## Stated goal
Do the following statements agree with the passage below on computer readable storage media and program instructions? Answer yes or no for each and quote the words of the passage that decide it.
(a) A computer readable storage medium, as the passage uses the term, can be a radio wave.
(b) The network over which instructions are downloaded may include firewalls.
(c) Smalltalk is given as an example of a conventional procedural programming language.

## Excerpted passage

The present invention may be a system, a method, and/or a computer program product. The computer program product may include a computer readable storage medium (or media) having computer readable program instructions thereon for causing a processor to carry out aspects of the present invention.

The computer readable storage medium can be a tangible device that can retain and store instructions for use by an instruction execution device. The computer readable storage medium may be, for example, but is not limited to, an electronic storage device, a magnetic storage device, an optical storage device, an electromagnetic storage device, a semiconductor storage device, or any suitable combination of the foregoing. A non-exhaustive list of more specific examples of the computer readable storage medium includes the following: a portable computer diskette, a hard disk, a random access memory (RAM), a read-only memory (ROM), an erasable programmable read-only memory (EPROM or Flash memory), a static random access memory (SRAM), a portable compact disc read-only memory (CD-ROM), a digital versatile disk (DVD), a memory stick, a floppy disk, a mechanically encoded device such as punch-cards or raised structures in a groove having instructions recorded thereon, and any suitable combination of the foregoing. A computer readable storage medium, as used herein, is not to be construed as being transitory signals per se, such as radio waves or other freely propagating electromagnetic waves, electromagnetic waves propagating through a waveguide or other transmission media (e.g., light pulses passing through a fiber-optic cable), or electrical signals transmitted through a wire.

Computer readable program instructions described herein can be downloaded to respective computing/processing devices from a computer readable storage medium or to an external computer or external storage device via a network, for example, the Internet, a local area network, a wide area network and/or a wireless network. The network may comprise copper transmission cables, optical transmission fibers, wireless transmission, routers, firewalls, switches, gateway computers and/or edge servers. A network adapter card or network interface in each computing/processing device receives computer readable program instructions from the network and forwards the computer readable program instructions for storage in a computer readable storage medium within the respective computing/processing device.

Computer readable program instructions for carrying out operations of the present invention may be assembler instructions, instruction-set-architecture (ISA) instructions, machine instructions, machine dependent instructions, microcode, firmware instructions, state-setting data, or either source code or object code written in any combination of one or more programming languages, including an object oriented programming language such as Smalltalk, C++ or the like, and conventional procedural programming languages, such as the “C” programming language or similar programming languages. The computer readable program instructions may execute entirely on the user's computer, partly on the user's computer, as a stand-alone software package, partly on the user's computer and partly on a remote computer or entirely on the remote computer or server. In the latter scenario, the remote computer may be connected to the user's computer through any type of network, including a local area network (LAN) or a wide area network (WAN), or the connection may be made to an external computer (for example, through the Internet using an Internet Service Provider). In some embodiments, electronic circuitry including, for example, programmable logic circuitry, field-programmable gate arrays (FPGA), or programmable logic arrays (PLA) may execute the computer readable program instructions by utilizing state information of the computer readable program instructions to personalize the electronic circuitry, in order to perform aspects of the present invention.

## Supplied material
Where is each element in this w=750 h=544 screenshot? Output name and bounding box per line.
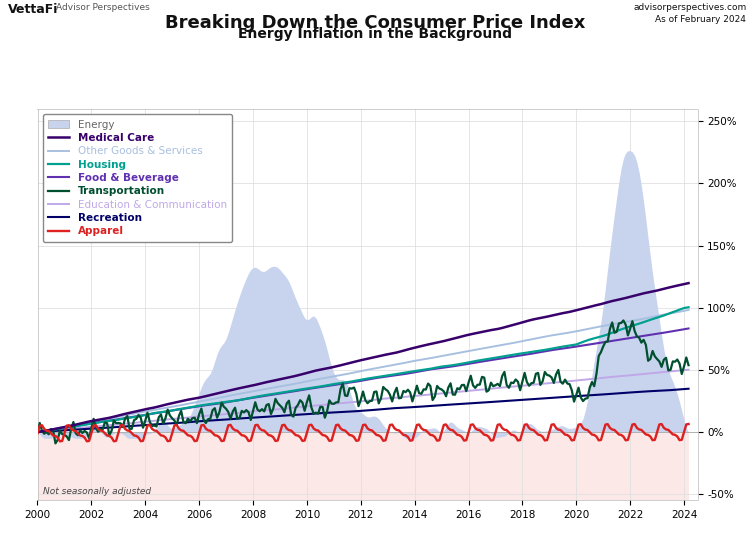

## Task result
(a) No: "A computer readable storage medium, as used herein, is not to be construed as being transitory signals per se, such as radio waves or other freely propagating electromagnetic waves"
(b) Yes: "The network may comprise copper transmission cables, optical transmission fibers, wireless transmission, routers, firewalls, switches, gateway computers and/or edge servers."
(c) No: "an object oriented programming language such as Smalltalk, C++ or the like"